_What needs to be done:_ In the records below, tally every line containing "Principle". Report only the total.

>> BEGIN Given records

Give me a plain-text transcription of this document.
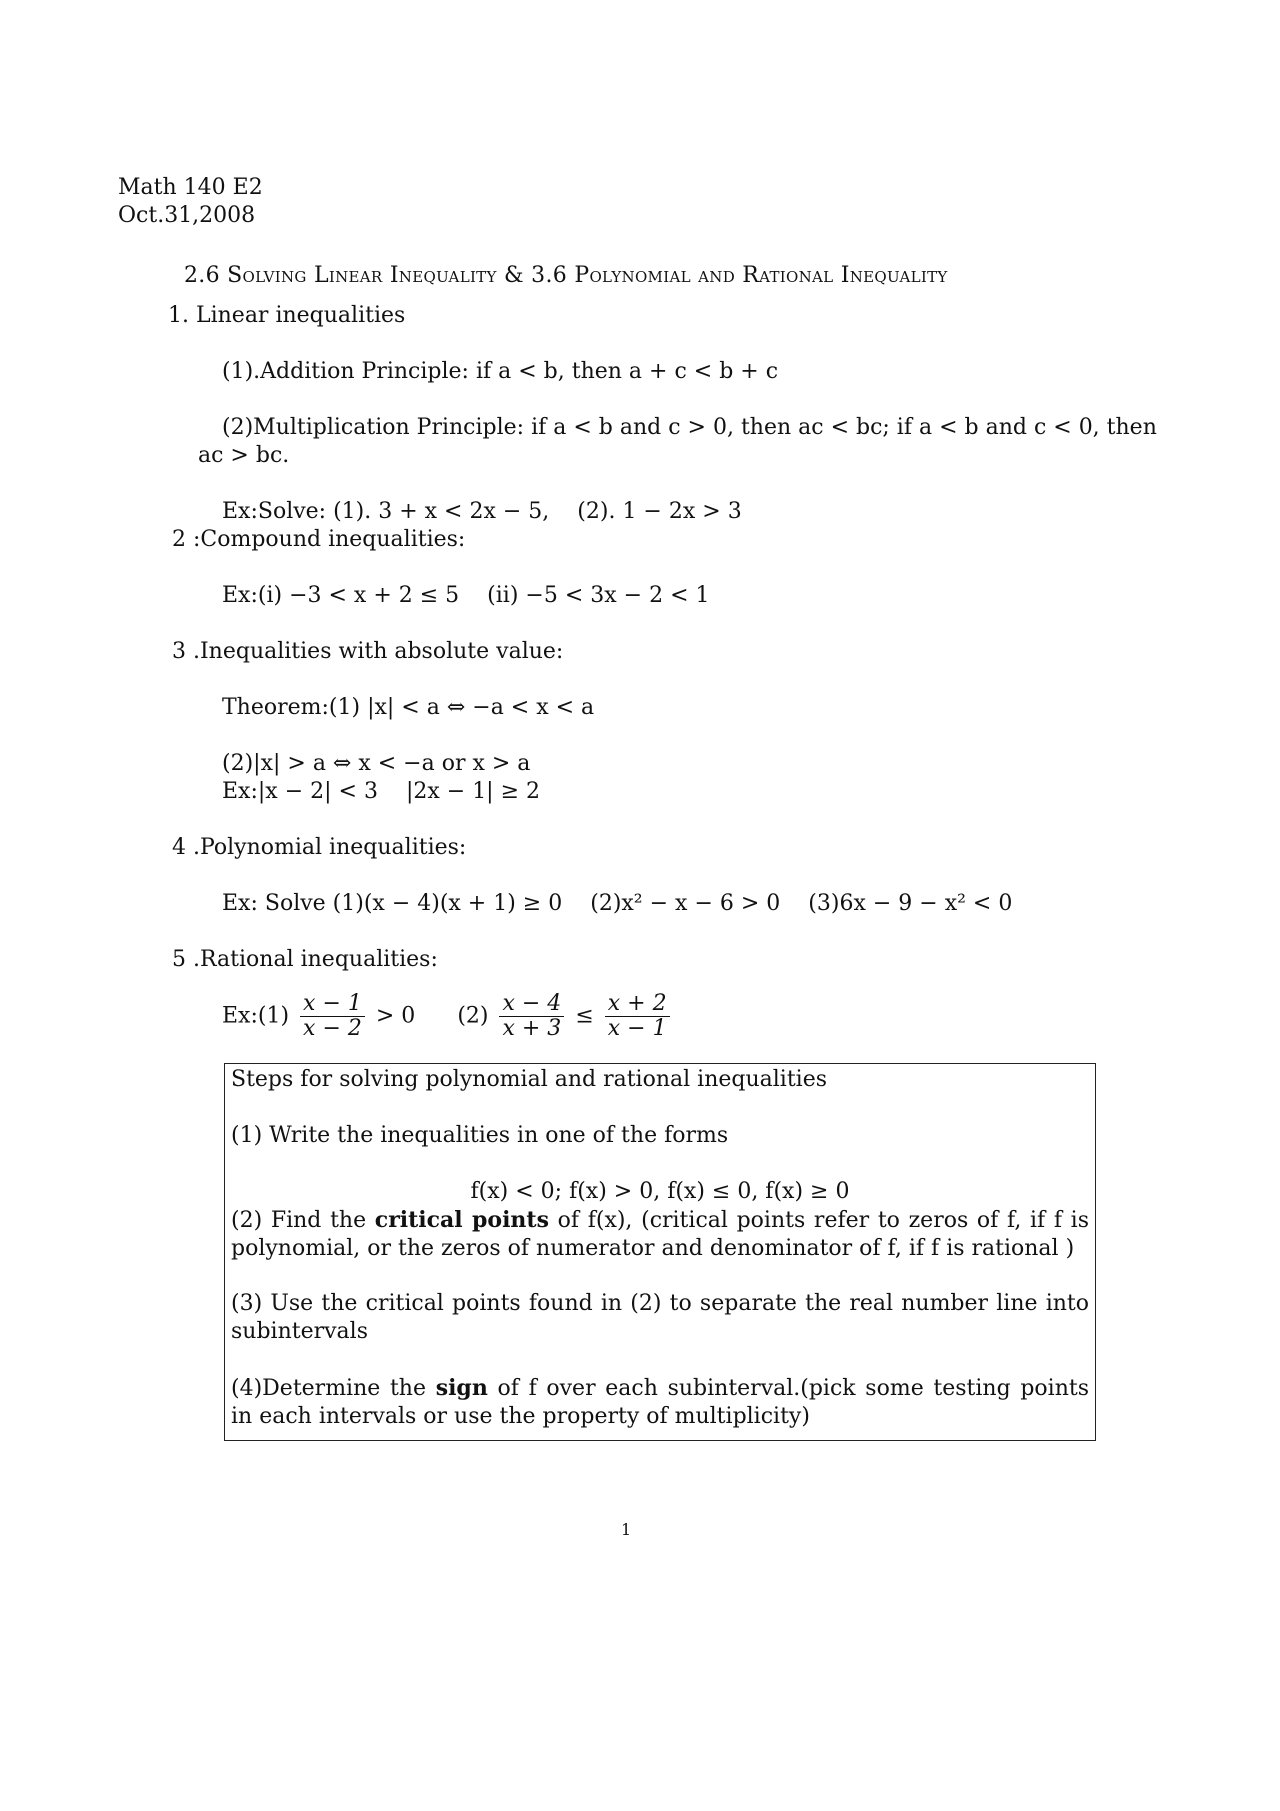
Math 140 E2
Oct.31,2008
2.6 Solving Linear Inequality & 3.6 Polynomial and Rational Inequality
1. Linear inequalities
(1).Addition Principle: if a < b, then a + c < b + c
(2)Multiplication Principle: if a < b and c > 0, then ac < bc; if a < b and c < 0, then
ac > bc.
Ex:Solve: (1). 3 + x < 2x − 5, (2). 1 − 2x > 3
2 :Compound inequalities:
Ex:(i) −3 < x + 2 ≤ 5 (ii) −5 < 3x − 2 < 1
3 .Inequalities with absolute value:
Theorem:(1) |x| < a ⇔ −a < x < a
(2)|x| > a ⇔ x < −a or x > a
Ex:|x − 2| < 3 |2x − 1| ≥ 2
4 .Polynomial inequalities:
Ex: Solve (1)(x − 4)(x + 1) ≥ 0 (2)x² − x − 6 > 0 (3)6x − 9 − x² < 0
5 .Rational inequalities:
Ex:(1) $\frac{x - 1}{x - 2} > 0$ $(2) \frac{x - 4}{x + 3} \le \frac{x + 2}{x - 1}$

Steps for solving polynomial and rational inequalities

(1) Write the inequalities in one of the forms

f(x) < 0; f(x) > 0, f(x) ≤ 0, f(x) ≥ 0

(2) Find the critical points of f(x), (critical points refer to zeros of f, if f is polynomial, or the zeros of numerator and denominator of f, if f is rational )

(3) Use the critical points found in (2) to separate the real number line into subintervals

(4)Determine the sign of f over each subinterval.(pick some testing points in each intervals or use the property of multiplicity)

1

>> END Given records

_Full solution:_ 2